*Given exercise:* Write out the entries below once more, exactly, with the pictures left out.

Dataset items:
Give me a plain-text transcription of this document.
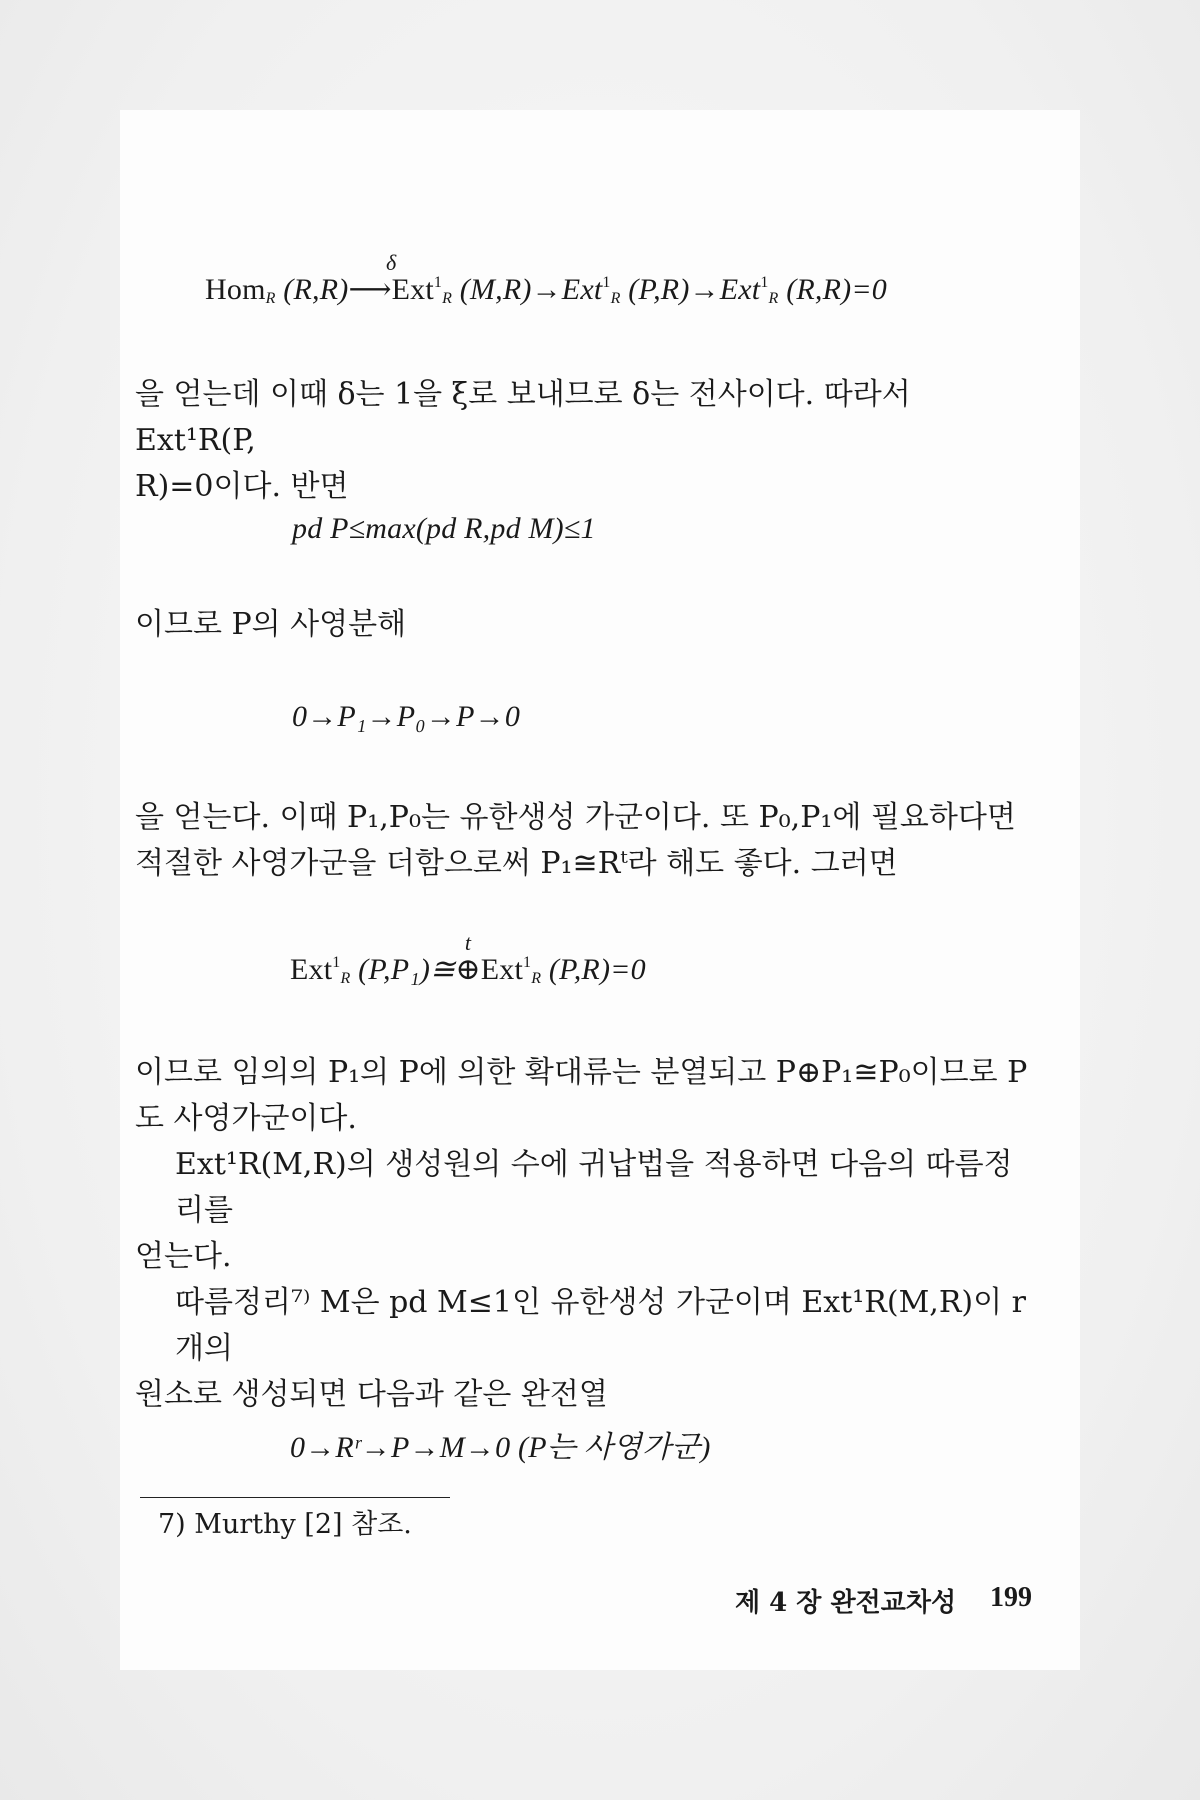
Hom$_R$ (R,R)
δ
⟶Ext$^1_R$ (M,R)→Ext$^1_R$ (P,R)→Ext$^1_R$ (R,R)=0
을 얻는데 이때 δ는 1을 ξ로 보내므로 δ는 전사이다. 따라서 Ext¹R(P,
R)=0이다. 반면
pd P≤max(pd R,pd M)≤1
이므로 P의 사영분해
0→P₁→P₀→P→0
을 얻는다. 이때 P₁,P₀는 유한생성 가군이다. 또 P₀,P₁에 필요하다면
적절한 사영가군을 더함으로써 P₁≅Rᵗ라 해도 좋다. 그러면
Ext$^1_R$ (P,P₁)≅
t
⊕Ext$^1_R$ (P,R)=0
이므로 임의의 P₁의 P에 의한 확대류는 분열되고 P⊕P₁≅P₀이므로 P
도 사영가군이다.
Ext¹R(M,R)의 생성원의 수에 귀납법을 적용하면 다음의 따름정리를
얻는다.
따름정리⁷⁾ M은 pd M≤1인 유한생성 가군이며 Ext¹R(M,R)이 r개의
원소로 생성되면 다음과 같은 완전열
0→Rʳ→P→M→0 (P는 사영가군)
7) Murthy [2] 참조.
제 4 장 완전교차성 199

*Task solution:*
Give me a plain-text transcription of this document.
Hom$_R$ (R,R)
δ
⟶Ext$^1_R$ (M,R)→Ext$^1_R$ (P,R)→Ext$^1_R$ (R,R)=0
을 얻는데 이때 δ는 1을 ξ로 보내므로 δ는 전사이다. 따라서 Ext¹R(P,
R)=0이다. 반면
pd P≤max(pd R,pd M)≤1
이므로 P의 사영분해
0→P₁→P₀→P→0
을 얻는다. 이때 P₁,P₀는 유한생성 가군이다. 또 P₀,P₁에 필요하다면
적절한 사영가군을 더함으로써 P₁≅Rᵗ라 해도 좋다. 그러면
Ext$^1_R$ (P,P₁)≅
t
⊕Ext$^1_R$ (P,R)=0
이므로 임의의 P₁의 P에 의한 확대류는 분열되고 P⊕P₁≅P₀이므로 P
도 사영가군이다.
Ext¹R(M,R)의 생성원의 수에 귀납법을 적용하면 다음의 따름정리를
얻는다.
따름정리⁷⁾ M은 pd M≤1인 유한생성 가군이며 Ext¹R(M,R)이 r개의
원소로 생성되면 다음과 같은 완전열
0→Rʳ→P→M→0 (P는 사영가군)
7) Murthy [2] 참조.
제 4 장 완전교차성 199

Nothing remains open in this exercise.